[start of Available records]

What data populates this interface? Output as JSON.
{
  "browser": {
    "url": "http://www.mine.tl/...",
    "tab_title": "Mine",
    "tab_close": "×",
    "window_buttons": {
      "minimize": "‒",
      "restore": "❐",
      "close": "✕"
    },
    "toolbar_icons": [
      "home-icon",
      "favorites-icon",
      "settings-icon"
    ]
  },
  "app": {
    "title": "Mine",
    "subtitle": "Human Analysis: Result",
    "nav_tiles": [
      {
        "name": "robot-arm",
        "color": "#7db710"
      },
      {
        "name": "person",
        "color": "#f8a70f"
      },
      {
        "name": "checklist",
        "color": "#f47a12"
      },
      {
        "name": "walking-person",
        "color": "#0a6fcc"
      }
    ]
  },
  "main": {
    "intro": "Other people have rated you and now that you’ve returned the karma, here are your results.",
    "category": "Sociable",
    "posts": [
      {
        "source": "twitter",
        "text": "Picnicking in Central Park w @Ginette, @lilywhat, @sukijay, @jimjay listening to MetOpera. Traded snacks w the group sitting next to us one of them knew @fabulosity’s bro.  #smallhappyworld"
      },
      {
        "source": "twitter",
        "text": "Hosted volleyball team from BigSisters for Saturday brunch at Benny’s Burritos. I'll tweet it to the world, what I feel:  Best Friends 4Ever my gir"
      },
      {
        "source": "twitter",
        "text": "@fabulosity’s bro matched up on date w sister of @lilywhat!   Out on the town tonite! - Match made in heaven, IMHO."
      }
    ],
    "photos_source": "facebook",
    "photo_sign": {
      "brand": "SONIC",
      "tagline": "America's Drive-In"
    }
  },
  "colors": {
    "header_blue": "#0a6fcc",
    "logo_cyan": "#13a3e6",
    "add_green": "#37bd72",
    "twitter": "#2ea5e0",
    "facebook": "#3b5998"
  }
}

[end of Available records]

Problem statement: Within the listing above, copy each line that has the string "lilywhat".

Exercise solution:
        "text": "Picnicking in Central Park w @Ginette, @lilywhat, @sukijay, @jimjay listening to MetOpera. Traded snacks w the group sitting next to us one of them knew @fabulosity’s bro.  #smallhappyworld"
        "text": "@fabulosity’s bro matched up on date w sister of @lilywhat!   Out on the town tonite! - Match made in heaven, IMHO."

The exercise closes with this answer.